**The exercise**
Across the data below, how many lines hold "debate"? Answer with that number and nothing else.

**Data supplied**
=-=-=

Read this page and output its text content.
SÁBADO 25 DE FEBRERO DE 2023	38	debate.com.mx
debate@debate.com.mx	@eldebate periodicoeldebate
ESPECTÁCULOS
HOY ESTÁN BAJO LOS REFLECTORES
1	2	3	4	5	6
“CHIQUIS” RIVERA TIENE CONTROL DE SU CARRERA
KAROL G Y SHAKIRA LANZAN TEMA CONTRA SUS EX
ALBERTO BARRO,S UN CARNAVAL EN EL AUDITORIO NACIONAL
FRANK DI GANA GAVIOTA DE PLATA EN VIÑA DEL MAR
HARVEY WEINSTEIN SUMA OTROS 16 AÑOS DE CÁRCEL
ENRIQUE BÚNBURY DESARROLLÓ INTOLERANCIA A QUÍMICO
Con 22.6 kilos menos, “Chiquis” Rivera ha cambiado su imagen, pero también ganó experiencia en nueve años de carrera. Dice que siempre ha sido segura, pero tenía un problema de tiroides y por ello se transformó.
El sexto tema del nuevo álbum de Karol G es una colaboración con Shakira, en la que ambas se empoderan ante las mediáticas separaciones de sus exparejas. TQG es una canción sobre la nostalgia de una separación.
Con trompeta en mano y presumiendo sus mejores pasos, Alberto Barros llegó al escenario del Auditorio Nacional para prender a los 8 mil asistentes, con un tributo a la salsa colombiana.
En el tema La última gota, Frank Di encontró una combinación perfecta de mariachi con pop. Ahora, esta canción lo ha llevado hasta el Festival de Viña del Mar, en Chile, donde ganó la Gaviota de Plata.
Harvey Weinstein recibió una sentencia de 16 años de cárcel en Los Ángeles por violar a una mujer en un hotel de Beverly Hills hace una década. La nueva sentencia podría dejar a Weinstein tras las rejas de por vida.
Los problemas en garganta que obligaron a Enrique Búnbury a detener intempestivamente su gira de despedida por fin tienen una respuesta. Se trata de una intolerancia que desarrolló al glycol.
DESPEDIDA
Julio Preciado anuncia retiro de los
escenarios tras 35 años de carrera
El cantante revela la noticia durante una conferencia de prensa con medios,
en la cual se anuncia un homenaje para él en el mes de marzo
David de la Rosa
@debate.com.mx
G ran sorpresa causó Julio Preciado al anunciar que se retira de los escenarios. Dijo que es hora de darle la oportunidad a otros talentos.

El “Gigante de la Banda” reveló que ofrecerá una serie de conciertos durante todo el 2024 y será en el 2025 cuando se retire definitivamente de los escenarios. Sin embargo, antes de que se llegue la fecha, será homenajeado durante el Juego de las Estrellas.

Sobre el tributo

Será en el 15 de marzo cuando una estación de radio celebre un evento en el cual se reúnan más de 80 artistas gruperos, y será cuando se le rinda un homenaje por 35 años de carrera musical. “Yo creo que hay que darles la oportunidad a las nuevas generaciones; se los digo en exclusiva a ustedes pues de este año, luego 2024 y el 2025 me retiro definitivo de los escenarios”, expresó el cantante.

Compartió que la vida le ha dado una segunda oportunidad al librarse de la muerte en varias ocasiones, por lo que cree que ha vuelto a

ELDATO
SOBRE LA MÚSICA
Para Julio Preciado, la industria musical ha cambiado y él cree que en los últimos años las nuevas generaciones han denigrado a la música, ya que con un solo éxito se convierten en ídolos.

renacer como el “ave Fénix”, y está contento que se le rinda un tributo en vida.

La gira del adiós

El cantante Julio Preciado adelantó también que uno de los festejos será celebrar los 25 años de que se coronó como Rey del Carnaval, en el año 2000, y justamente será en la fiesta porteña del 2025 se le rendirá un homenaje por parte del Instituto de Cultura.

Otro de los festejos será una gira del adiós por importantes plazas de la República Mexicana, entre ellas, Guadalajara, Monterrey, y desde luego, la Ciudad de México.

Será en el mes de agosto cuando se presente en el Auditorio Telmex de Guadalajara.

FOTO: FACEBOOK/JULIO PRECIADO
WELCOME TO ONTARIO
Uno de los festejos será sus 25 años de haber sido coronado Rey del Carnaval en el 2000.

=-=-=

**Result of this exercise**
3